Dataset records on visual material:

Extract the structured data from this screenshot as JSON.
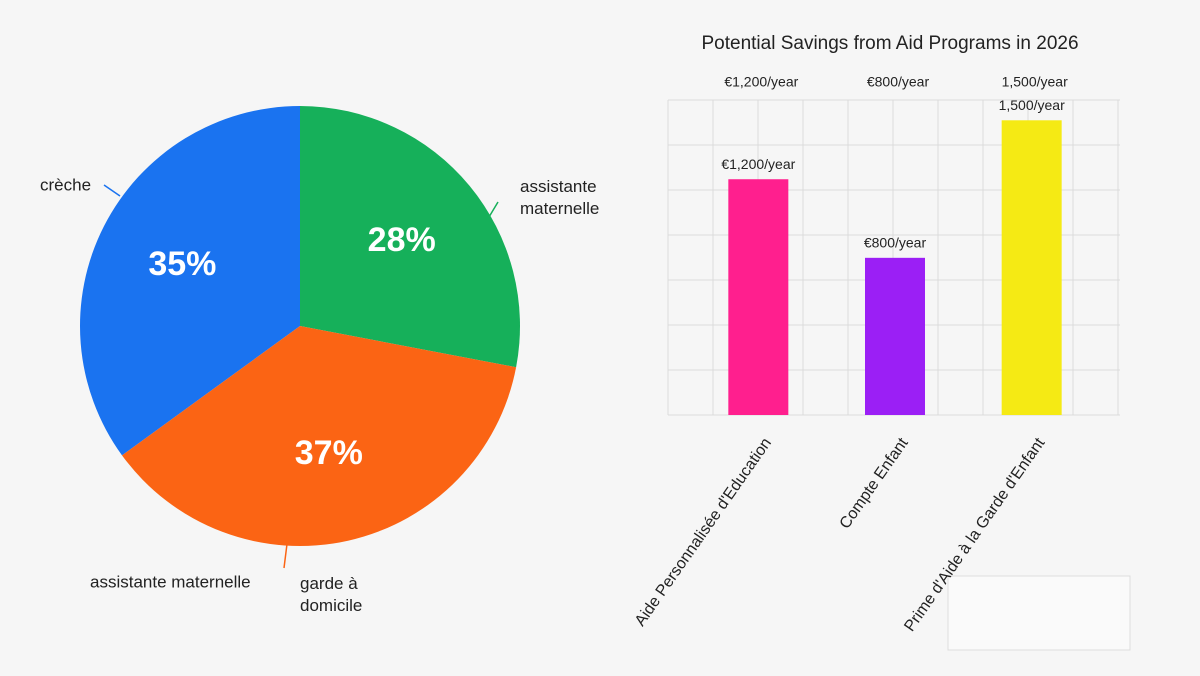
{
  "chart_data": [
    {
      "type": "pie",
      "categories": [
        "crèche",
        "assistante maternelle",
        "garde à domicile"
      ],
      "values": [
        35,
        28,
        37
      ],
      "value_labels": [
        "35%",
        "28%",
        "37%"
      ],
      "colors": [
        "#1a73f0",
        "#16b05a",
        "#fb6414"
      ],
      "annotations": [
        "assistante maternelle"
      ]
    },
    {
      "type": "bar",
      "title": "Potential Savings from Aid Programs in 2026",
      "categories": [
        "Aide Personnalisée d'Education",
        "Compte Enfant",
        "Prime d'Aide à la Garde d'Enfant"
      ],
      "values": [
        1200,
        800,
        1500
      ],
      "value_labels": [
        "€1,200/year",
        "€800/year",
        "1,500/year"
      ],
      "annotations": [
        "€1,200/year",
        "€800/year",
        "1,500/year"
      ],
      "colors": [
        "#ff1f8e",
        "#9b1ff5",
        "#f5ea14"
      ],
      "ylim": [
        0,
        1700
      ],
      "grid": true
    }
  ]
}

## SET EXERCISE
Write out the entries again, exactly as given, skipping any images.

## CORRECT OUTPUT
Extract the structured data from this screenshot as JSON.
{
  "chart_data": [
    {
      "type": "pie",
      "categories": [
        "crèche",
        "assistante maternelle",
        "garde à domicile"
      ],
      "values": [
        35,
        28,
        37
      ],
      "value_labels": [
        "35%",
        "28%",
        "37%"
      ],
      "colors": [
        "#1a73f0",
        "#16b05a",
        "#fb6414"
      ],
      "annotations": [
        "assistante maternelle"
      ]
    },
    {
      "type": "bar",
      "title": "Potential Savings from Aid Programs in 2026",
      "categories": [
        "Aide Personnalisée d'Education",
        "Compte Enfant",
        "Prime d'Aide à la Garde d'Enfant"
      ],
      "values": [
        1200,
        800,
        1500
      ],
      "value_labels": [
        "€1,200/year",
        "€800/year",
        "1,500/year"
      ],
      "annotations": [
        "€1,200/year",
        "€800/year",
        "1,500/year"
      ],
      "colors": [
        "#ff1f8e",
        "#9b1ff5",
        "#f5ea14"
      ],
      "ylim": [
        0,
        1700
      ],
      "grid": true
    }
  ]
}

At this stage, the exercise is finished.